◆ **TASK INSTRUCTIONS**
Transcribe the lines below verbatim, skipping the images.
══ INFORMATION SUPPLIED
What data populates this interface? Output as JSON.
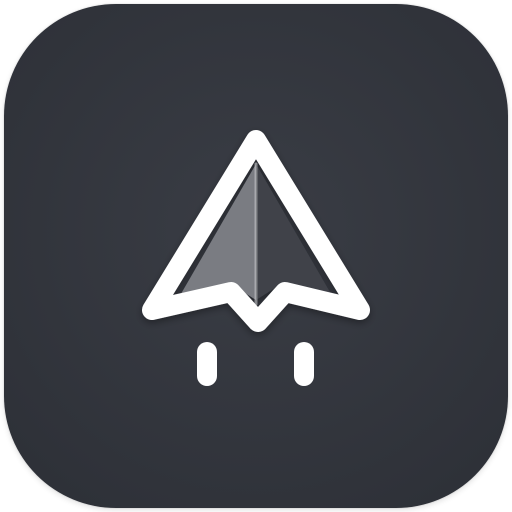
{
  "icon": {
    "name": "paper-plane-launch-icon",
    "colors": {
      "background": "#3a3d45",
      "background_edge": "#2d3037",
      "stroke": "#ffffff",
      "fill_left_face": "#7a7c82",
      "fill_right_face": "#3f4249"
    }
  }
}
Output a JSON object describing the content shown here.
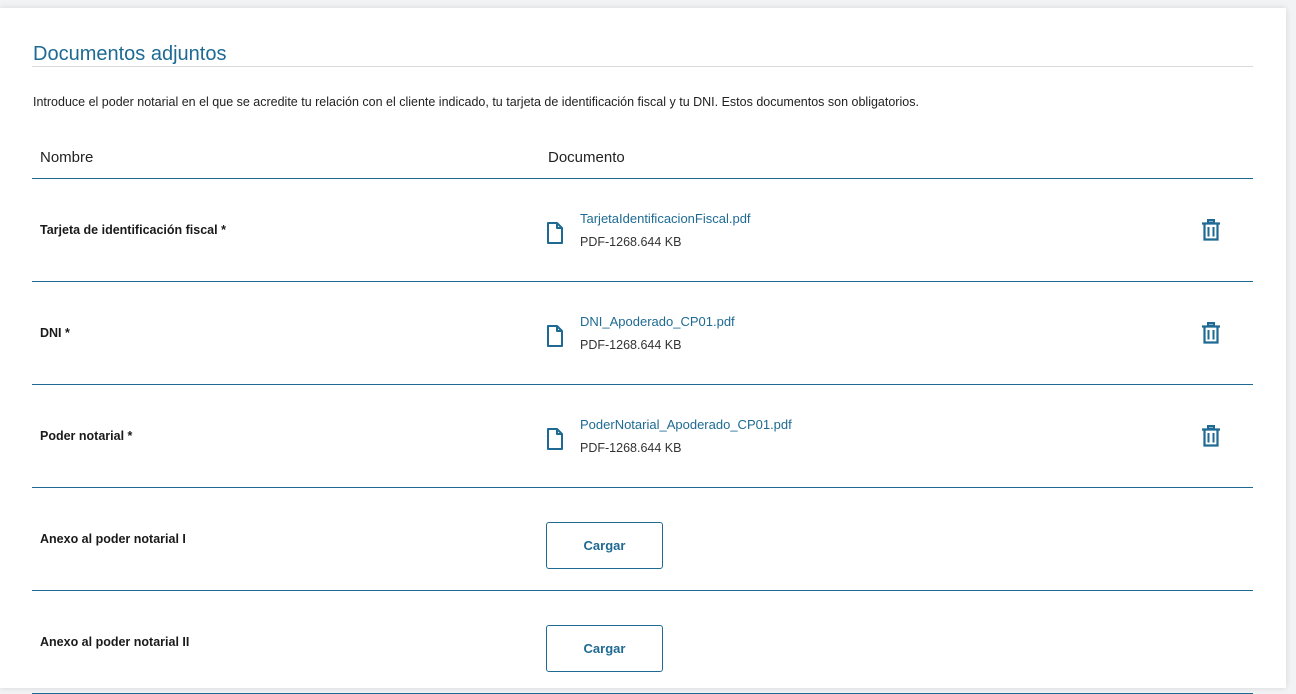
{
  "section": {
    "title": "Documentos adjuntos",
    "intro": "Introduce el poder notarial en el que se acredite tu relación con el cliente indicado, tu tarjeta de identificación fiscal y tu DNI. Estos documentos son obligatorios."
  },
  "table": {
    "col_name": "Nombre",
    "col_document": "Documento",
    "rows": [
      {
        "name": "Tarjeta de identificación fiscal *",
        "file_name": "TarjetaIdentificacionFiscal.pdf",
        "file_meta": "PDF-1268.644 KB",
        "file_icon": "document-icon",
        "action_icon": "trash-icon"
      },
      {
        "name": "DNI *",
        "file_name": "DNI_Apoderado_CP01.pdf",
        "file_meta": "PDF-1268.644 KB",
        "file_icon": "document-icon",
        "action_icon": "trash-icon"
      },
      {
        "name": "Poder notarial *",
        "file_name": "PoderNotarial_Apoderado_CP01.pdf",
        "file_meta": "PDF-1268.644 KB",
        "file_icon": "document-icon",
        "action_icon": "trash-icon"
      },
      {
        "name": "Anexo al poder notarial I",
        "upload_label": "Cargar"
      },
      {
        "name": "Anexo al poder notarial II",
        "upload_label": "Cargar"
      }
    ]
  },
  "colors": {
    "accent": "#1e6a93",
    "text": "#222222",
    "divider": "#d7dadd"
  }
}
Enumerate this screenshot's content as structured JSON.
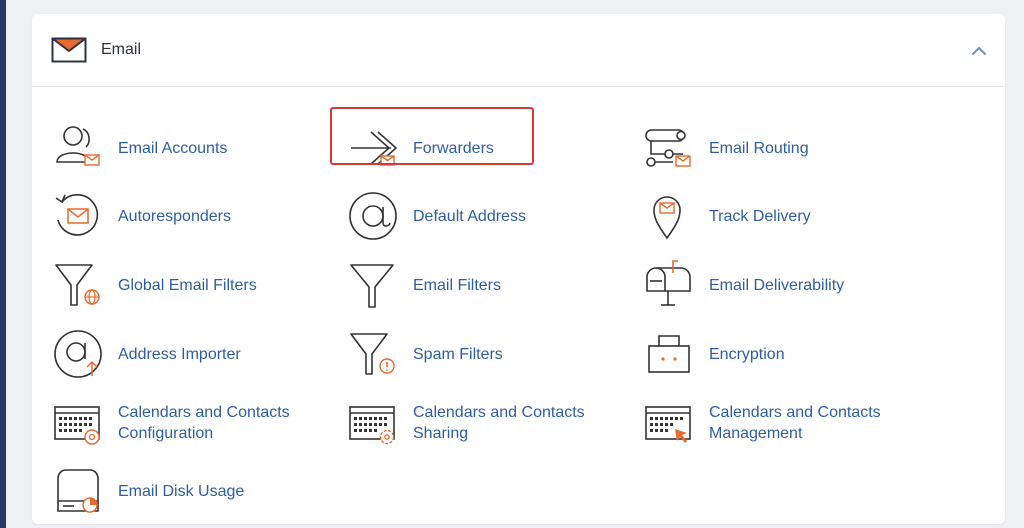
{
  "panel": {
    "title": "Email",
    "header_icon": "envelope-icon",
    "collapse_icon": "chevron-up-icon",
    "accent_color": "#e86a2c",
    "link_color": "#2f5e9e"
  },
  "items": [
    {
      "label": "Email Accounts",
      "icon": "user-mail-icon"
    },
    {
      "label": "Forwarders",
      "icon": "forward-arrow-icon",
      "highlighted": true
    },
    {
      "label": "Email Routing",
      "icon": "routing-icon"
    },
    {
      "label": "Autoresponders",
      "icon": "autoresponder-icon"
    },
    {
      "label": "Default Address",
      "icon": "at-sign-icon"
    },
    {
      "label": "Track Delivery",
      "icon": "map-pin-mail-icon"
    },
    {
      "label": "Global Email Filters",
      "icon": "filter-globe-icon"
    },
    {
      "label": "Email Filters",
      "icon": "filter-icon"
    },
    {
      "label": "Email Deliverability",
      "icon": "mailbox-icon"
    },
    {
      "label": "Address Importer",
      "icon": "at-import-icon"
    },
    {
      "label": "Spam Filters",
      "icon": "filter-warning-icon"
    },
    {
      "label": "Encryption",
      "icon": "briefcase-lock-icon"
    },
    {
      "label": "Calendars and Contacts\nConfiguration",
      "icon": "calendar-at-icon"
    },
    {
      "label": "Calendars and Contacts\nSharing",
      "icon": "calendar-share-icon"
    },
    {
      "label": "Calendars and Contacts\nManagement",
      "icon": "calendar-manage-icon"
    },
    {
      "label": "Email Disk Usage",
      "icon": "disk-usage-icon"
    }
  ]
}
════
◆ **OUTPUT OF THE TASK**
What data populates this interface? Output as JSON.
{
  "icon": {
    "name": "paper-plane-launch-icon",
    "colors": {
      "background": "#3a3d45",
      "background_edge": "#2d3037",
      "stroke": "#ffffff",
      "fill_left_face": "#7a7c82",
      "fill_right_face": "#3f4249"
    }
  }
}
Output a JSON object describing the content shown here.
{
  "section": {
    "title": "Documentos adjuntos",
    "intro": "Introduce el poder notarial en el que se acredite tu relación con el cliente indicado, tu tarjeta de identificación fiscal y tu DNI. Estos documentos son obligatorios."
  },
  "table": {
    "col_name": "Nombre",
    "col_document": "Documento",
    "rows": [
      {
        "name": "Tarjeta de identificación fiscal *",
        "file_name": "TarjetaIdentificacionFiscal.pdf",
        "file_meta": "PDF-1268.644 KB",
        "file_icon": "document-icon",
        "action_icon": "trash-icon"
      },
      {
        "name": "DNI *",
        "file_name": "DNI_Apoderado_CP01.pdf",
        "file_meta": "PDF-1268.644 KB",
        "file_icon": "document-icon",
        "action_icon": "trash-icon"
      },
      {
        "name": "Poder notarial *",
        "file_name": "PoderNotarial_Apoderado_CP01.pdf",
        "file_meta": "PDF-1268.644 KB",
        "file_icon": "document-icon",
        "action_icon": "trash-icon"
      },
      {
        "name": "Anexo al poder notarial I",
        "upload_label": "Cargar"
      },
      {
        "name": "Anexo al poder notarial II",
        "upload_label": "Cargar"
      }
    ]
  },
  "colors": {
    "accent": "#1e6a93",
    "text": "#222222",
    "divider": "#d7dadd"
  }
}
Enumerate this screenshot's content as structured JSON.
{
  "panel": {
    "title": "Email",
    "header_icon": "envelope-icon",
    "collapse_icon": "chevron-up-icon",
    "accent_color": "#e86a2c",
    "link_color": "#2f5e9e"
  },
  "items": [
    {
      "label": "Email Accounts",
      "icon": "user-mail-icon"
    },
    {
      "label": "Forwarders",
      "icon": "forward-arrow-icon",
      "highlighted": true
    },
    {
      "label": "Email Routing",
      "icon": "routing-icon"
    },
    {
      "label": "Autoresponders",
      "icon": "autoresponder-icon"
    },
    {
      "label": "Default Address",
      "icon": "at-sign-icon"
    },
    {
      "label": "Track Delivery",
      "icon": "map-pin-mail-icon"
    },
    {
      "label": "Global Email Filters",
      "icon": "filter-globe-icon"
    },
    {
      "label": "Email Filters",
      "icon": "filter-icon"
    },
    {
      "label": "Email Deliverability",
      "icon": "mailbox-icon"
    },
    {
      "label": "Address Importer",
      "icon": "at-import-icon"
    },
    {
      "label": "Spam Filters",
      "icon": "filter-warning-icon"
    },
    {
      "label": "Encryption",
      "icon": "briefcase-lock-icon"
    },
    {
      "label": "Calendars and Contacts\nConfiguration",
      "icon": "calendar-at-icon"
    },
    {
      "label": "Calendars and Contacts\nSharing",
      "icon": "calendar-share-icon"
    },
    {
      "label": "Calendars and Contacts\nManagement",
      "icon": "calendar-manage-icon"
    },
    {
      "label": "Email Disk Usage",
      "icon": "disk-usage-icon"
    }
  ]
}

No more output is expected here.